### What to produce
Copy out all the lines where "Климовский" shows up.

(Dataset items)
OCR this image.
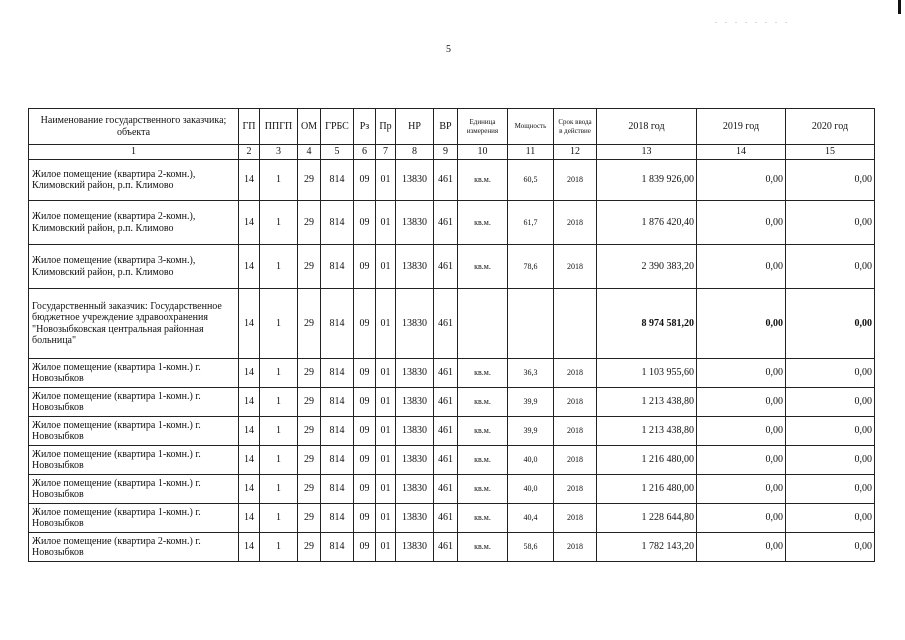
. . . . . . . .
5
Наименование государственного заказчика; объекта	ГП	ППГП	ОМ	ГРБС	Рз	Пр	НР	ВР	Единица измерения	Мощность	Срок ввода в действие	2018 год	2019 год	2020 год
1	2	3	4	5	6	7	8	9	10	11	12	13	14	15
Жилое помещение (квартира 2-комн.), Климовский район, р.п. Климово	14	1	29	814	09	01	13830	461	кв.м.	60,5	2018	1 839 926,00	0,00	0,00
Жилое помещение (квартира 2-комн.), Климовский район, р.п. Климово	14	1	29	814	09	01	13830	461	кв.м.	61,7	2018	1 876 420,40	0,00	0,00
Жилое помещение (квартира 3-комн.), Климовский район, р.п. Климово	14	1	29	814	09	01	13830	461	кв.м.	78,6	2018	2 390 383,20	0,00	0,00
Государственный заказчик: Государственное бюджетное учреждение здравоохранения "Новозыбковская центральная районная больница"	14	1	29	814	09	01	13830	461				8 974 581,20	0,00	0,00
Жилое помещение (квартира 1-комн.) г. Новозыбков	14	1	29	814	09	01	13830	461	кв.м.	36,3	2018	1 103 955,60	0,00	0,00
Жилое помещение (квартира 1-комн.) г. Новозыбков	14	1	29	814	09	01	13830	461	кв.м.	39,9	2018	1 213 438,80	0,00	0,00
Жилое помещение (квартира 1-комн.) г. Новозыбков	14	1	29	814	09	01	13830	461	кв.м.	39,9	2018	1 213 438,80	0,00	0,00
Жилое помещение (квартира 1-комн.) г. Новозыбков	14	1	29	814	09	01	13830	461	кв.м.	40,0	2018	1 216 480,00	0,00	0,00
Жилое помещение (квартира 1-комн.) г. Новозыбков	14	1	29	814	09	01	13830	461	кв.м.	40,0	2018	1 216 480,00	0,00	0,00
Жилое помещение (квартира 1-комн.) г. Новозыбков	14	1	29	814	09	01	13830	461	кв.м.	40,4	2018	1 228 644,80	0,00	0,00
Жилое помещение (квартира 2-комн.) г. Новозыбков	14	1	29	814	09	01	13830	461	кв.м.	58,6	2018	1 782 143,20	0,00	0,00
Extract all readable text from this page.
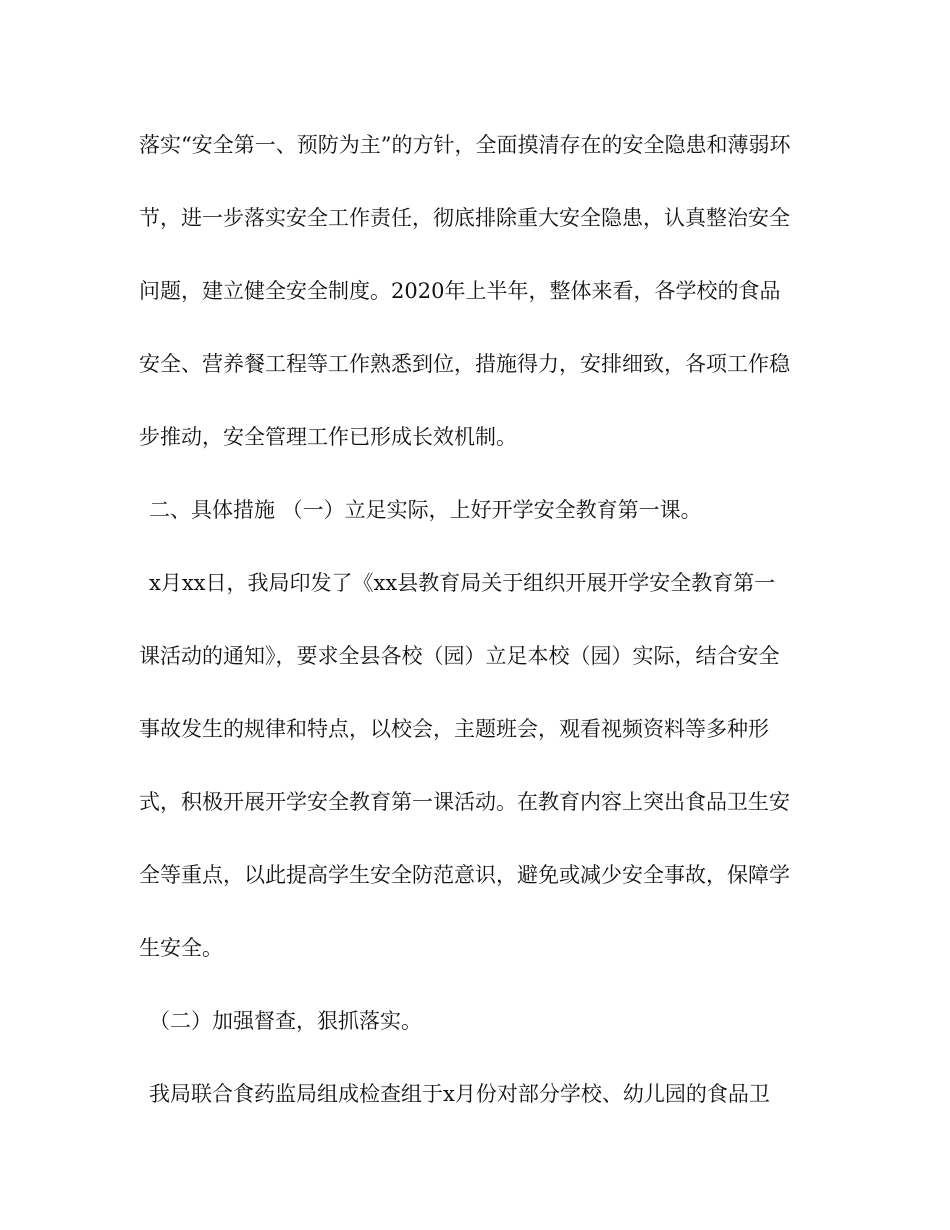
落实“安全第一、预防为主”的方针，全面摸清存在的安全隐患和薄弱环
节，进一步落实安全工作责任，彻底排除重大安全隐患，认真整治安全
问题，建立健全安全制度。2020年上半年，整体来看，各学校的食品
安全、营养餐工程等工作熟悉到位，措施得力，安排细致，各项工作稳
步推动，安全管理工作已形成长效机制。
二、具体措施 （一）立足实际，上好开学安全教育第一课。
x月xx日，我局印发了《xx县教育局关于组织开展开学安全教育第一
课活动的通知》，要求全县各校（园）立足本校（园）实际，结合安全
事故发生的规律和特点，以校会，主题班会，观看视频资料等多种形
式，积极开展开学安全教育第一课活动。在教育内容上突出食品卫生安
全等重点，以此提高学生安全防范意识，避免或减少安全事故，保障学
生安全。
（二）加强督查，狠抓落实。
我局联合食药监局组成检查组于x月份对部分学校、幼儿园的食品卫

### Written answer
Жилое помещение (квартира 2-комн.), Климовский район, р.п. Климово	14	1	29	814	09	01	13830	461	кв.м.	60,5	2018	1 839 926,00	0,00	0,00
Жилое помещение (квартира 2-комн.), Климовский район, р.п. Климово	14	1	29	814	09	01	13830	461	кв.м.	61,7	2018	1 876 420,40	0,00	0,00
Жилое помещение (квартира 3-комн.), Климовский район, р.п. Климово	14	1	29	814	09	01	13830	461	кв.м.	78,6	2018	2 390 383,20	0,00	0,00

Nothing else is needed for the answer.